### TASK TO COMPLETE
Repeat every record below exactly, but leave out any pictures.

━━ SUPPLIED RECORDS

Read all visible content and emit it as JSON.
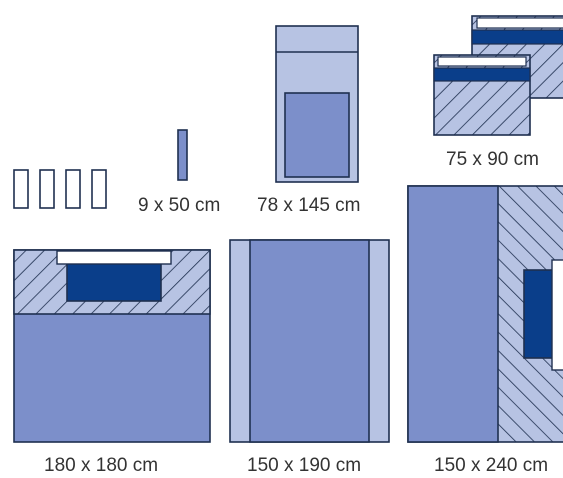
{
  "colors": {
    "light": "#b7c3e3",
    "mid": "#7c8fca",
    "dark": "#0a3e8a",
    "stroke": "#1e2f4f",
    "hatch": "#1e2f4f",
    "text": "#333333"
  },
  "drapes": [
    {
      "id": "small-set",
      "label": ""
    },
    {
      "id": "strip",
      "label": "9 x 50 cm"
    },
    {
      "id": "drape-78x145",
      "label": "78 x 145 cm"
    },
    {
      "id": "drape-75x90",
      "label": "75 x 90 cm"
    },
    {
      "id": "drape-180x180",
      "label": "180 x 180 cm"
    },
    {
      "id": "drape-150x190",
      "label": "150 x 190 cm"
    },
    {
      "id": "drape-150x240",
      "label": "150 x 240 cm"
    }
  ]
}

━━━━

### OUTPUT
Read all visible content and emit it as JSON.
{
  "colors": {
    "light": "#b7c3e3",
    "mid": "#7c8fca",
    "dark": "#0a3e8a",
    "stroke": "#1e2f4f",
    "hatch": "#1e2f4f",
    "text": "#333333"
  },
  "drapes": [
    {
      "id": "small-set",
      "label": ""
    },
    {
      "id": "strip",
      "label": "9 x 50 cm"
    },
    {
      "id": "drape-78x145",
      "label": "78 x 145 cm"
    },
    {
      "id": "drape-75x90",
      "label": "75 x 90 cm"
    },
    {
      "id": "drape-180x180",
      "label": "180 x 180 cm"
    },
    {
      "id": "drape-150x190",
      "label": "150 x 190 cm"
    },
    {
      "id": "drape-150x240",
      "label": "150 x 240 cm"
    }
  ]
}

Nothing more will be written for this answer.